[BEGIN Information shown]

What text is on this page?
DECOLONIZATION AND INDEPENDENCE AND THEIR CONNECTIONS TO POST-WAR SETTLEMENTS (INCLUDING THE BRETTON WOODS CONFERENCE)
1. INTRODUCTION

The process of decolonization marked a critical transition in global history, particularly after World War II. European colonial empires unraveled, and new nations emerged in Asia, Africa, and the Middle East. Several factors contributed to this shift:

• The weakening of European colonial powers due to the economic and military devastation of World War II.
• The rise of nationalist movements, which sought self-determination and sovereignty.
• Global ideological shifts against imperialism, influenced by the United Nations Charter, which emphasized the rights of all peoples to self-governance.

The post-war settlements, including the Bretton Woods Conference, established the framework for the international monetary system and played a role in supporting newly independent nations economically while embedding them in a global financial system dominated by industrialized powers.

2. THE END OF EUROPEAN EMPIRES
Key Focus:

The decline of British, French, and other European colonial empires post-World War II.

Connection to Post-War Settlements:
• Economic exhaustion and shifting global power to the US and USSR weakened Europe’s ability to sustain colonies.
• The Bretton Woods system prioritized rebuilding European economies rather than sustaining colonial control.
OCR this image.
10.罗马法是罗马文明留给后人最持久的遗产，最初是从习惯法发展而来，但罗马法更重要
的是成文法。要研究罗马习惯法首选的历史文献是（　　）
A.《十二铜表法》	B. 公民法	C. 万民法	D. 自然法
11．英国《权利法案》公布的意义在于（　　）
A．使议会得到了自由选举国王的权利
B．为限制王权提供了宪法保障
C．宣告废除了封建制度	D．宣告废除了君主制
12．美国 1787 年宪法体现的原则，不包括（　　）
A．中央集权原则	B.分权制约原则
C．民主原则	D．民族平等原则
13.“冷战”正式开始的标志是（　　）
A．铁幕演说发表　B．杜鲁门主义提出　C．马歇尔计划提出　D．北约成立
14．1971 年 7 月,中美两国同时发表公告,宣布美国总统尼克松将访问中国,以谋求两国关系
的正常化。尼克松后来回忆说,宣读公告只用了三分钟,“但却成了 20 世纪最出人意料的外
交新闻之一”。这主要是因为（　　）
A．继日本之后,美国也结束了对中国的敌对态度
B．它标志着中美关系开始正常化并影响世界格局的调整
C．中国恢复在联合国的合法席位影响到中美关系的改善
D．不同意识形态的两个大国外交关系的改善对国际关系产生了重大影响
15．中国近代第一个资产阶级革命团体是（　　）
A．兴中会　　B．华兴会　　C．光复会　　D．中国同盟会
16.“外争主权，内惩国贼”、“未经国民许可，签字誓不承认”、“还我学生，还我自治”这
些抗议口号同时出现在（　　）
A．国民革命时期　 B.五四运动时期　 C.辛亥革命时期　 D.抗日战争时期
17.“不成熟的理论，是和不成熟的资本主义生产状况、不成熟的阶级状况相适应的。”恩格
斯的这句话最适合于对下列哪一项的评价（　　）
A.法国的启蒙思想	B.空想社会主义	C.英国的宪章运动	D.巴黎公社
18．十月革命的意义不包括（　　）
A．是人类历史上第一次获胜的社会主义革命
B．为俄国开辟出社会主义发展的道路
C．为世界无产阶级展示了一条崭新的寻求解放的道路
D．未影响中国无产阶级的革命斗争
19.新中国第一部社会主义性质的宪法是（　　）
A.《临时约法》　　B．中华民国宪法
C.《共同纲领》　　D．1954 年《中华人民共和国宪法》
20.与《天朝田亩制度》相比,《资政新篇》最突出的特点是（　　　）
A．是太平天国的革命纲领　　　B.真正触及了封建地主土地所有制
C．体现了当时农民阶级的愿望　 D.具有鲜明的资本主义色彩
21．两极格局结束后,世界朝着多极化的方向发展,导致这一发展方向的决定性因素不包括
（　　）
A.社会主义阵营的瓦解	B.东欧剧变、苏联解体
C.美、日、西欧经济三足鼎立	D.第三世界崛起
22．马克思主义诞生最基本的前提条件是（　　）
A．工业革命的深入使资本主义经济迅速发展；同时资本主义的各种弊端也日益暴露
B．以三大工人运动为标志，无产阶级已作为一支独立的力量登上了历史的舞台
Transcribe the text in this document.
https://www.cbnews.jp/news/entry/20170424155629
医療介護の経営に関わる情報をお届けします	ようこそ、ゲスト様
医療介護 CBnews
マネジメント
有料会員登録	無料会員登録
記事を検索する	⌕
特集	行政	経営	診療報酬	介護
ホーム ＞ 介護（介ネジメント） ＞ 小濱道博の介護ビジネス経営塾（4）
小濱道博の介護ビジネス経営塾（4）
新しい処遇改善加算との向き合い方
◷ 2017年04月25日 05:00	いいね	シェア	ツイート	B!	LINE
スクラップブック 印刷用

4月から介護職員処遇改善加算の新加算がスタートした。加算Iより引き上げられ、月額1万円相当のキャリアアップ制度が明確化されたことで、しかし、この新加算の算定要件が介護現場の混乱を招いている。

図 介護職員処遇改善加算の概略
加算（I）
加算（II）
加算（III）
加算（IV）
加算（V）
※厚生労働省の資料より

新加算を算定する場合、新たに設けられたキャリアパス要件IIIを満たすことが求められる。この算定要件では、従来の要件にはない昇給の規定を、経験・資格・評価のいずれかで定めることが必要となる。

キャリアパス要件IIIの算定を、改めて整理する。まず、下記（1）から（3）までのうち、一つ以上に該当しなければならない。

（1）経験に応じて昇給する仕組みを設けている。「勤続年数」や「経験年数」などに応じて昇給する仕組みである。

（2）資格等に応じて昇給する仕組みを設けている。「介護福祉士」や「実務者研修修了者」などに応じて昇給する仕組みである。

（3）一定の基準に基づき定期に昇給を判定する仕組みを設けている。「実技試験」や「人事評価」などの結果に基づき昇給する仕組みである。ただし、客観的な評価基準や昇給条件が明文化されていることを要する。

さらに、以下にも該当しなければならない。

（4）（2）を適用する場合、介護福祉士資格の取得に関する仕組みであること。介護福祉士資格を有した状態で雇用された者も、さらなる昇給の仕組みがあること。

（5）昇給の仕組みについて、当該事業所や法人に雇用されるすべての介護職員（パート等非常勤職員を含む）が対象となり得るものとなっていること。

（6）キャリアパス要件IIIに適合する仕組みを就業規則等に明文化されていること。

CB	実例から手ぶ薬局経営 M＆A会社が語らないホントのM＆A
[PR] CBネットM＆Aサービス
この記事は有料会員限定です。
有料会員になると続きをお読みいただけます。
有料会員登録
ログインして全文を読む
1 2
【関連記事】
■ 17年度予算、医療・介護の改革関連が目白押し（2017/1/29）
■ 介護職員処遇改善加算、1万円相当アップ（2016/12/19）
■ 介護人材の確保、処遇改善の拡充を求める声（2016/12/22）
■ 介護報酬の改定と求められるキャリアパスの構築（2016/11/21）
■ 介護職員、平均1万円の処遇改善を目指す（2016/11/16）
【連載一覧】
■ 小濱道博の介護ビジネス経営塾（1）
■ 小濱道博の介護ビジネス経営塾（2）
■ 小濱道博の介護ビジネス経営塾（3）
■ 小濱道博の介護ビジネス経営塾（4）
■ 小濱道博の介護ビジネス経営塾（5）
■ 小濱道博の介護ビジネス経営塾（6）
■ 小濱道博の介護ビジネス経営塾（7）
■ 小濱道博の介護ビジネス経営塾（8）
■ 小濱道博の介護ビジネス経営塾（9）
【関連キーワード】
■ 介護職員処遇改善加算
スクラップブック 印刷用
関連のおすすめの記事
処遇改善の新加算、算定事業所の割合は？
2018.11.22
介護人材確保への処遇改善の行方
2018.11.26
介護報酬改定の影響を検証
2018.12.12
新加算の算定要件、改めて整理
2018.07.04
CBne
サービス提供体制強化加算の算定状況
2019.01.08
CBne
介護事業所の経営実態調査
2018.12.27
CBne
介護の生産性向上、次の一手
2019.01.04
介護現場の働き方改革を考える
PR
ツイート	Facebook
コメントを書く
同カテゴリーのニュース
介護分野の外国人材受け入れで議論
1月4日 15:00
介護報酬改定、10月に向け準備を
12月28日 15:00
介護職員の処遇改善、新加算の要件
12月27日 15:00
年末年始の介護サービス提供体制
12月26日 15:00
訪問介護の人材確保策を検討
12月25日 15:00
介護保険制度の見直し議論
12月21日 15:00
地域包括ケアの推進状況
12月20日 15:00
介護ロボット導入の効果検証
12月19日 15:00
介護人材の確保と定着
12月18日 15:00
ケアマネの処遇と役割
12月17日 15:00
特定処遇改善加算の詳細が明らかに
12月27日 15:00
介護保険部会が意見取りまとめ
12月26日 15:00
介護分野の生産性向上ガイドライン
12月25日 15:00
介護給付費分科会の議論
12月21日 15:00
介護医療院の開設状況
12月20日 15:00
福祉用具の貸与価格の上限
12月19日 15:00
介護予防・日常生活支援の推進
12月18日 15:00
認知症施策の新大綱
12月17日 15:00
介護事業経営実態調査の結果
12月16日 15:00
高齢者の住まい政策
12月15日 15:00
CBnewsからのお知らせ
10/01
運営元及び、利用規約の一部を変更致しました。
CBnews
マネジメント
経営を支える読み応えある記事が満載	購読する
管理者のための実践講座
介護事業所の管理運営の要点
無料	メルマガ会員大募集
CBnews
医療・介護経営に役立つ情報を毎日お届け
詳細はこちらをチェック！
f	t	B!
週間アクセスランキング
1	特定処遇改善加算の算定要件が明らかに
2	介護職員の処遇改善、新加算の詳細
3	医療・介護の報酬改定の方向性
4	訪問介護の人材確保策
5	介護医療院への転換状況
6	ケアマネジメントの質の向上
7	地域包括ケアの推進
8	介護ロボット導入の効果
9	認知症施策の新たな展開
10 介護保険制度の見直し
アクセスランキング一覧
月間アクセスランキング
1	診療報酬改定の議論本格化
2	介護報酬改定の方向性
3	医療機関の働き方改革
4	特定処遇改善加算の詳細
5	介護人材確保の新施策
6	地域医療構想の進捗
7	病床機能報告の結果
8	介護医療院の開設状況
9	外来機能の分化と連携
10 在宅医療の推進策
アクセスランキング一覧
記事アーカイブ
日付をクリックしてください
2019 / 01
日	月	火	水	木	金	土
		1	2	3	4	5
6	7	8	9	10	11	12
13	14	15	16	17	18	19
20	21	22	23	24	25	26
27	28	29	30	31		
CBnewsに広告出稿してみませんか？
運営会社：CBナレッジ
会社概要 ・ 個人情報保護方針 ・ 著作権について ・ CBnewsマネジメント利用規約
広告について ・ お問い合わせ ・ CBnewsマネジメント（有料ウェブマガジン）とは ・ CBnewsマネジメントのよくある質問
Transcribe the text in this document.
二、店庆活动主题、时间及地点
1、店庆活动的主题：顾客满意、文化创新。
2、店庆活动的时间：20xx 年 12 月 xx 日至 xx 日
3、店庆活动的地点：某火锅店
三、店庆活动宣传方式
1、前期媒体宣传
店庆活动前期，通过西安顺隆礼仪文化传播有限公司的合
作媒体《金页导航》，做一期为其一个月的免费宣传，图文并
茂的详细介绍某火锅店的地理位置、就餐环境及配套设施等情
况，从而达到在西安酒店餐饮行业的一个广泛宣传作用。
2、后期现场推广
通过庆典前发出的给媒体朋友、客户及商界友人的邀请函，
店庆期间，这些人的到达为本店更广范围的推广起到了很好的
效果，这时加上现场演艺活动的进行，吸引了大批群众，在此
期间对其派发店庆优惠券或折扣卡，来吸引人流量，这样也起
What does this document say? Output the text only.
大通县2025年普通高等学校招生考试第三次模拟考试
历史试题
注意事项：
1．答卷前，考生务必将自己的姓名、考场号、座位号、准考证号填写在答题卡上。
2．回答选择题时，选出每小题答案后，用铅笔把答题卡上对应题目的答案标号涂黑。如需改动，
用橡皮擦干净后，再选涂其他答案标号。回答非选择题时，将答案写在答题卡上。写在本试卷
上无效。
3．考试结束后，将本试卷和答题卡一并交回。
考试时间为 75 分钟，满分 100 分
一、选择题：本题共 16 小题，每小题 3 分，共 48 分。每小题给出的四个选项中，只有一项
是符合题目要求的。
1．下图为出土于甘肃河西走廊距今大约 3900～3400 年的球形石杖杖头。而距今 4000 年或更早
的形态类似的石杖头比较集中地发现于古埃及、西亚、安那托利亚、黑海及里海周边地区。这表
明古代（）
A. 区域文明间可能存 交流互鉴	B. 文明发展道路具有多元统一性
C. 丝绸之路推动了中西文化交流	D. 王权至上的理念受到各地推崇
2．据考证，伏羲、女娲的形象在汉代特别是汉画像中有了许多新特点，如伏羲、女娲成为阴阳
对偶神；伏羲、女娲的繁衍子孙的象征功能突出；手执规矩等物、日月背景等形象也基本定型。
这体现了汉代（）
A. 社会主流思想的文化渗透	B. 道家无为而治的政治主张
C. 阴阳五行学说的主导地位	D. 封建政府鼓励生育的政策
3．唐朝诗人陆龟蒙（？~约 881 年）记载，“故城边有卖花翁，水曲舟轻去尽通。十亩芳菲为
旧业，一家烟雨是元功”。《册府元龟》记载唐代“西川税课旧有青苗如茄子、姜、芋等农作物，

[END Information shown]

Where does the word "colonial" appear? Return each line that holds it.

> **Correct output**:
The process of decolonization marked a critical transition in global history, particularly after World War II. European colonial empires unraveled, and new nations emerged in Asia, Africa, and the Middle East. Several factors contributed to this shift:
• The weakening of European colonial powers due to the economic and military devastation of World War II.
The decline of British, French, and other European colonial empires post-World War II.
• The Bretton Woods system prioritized rebuilding European economies rather than sustaining colonial control.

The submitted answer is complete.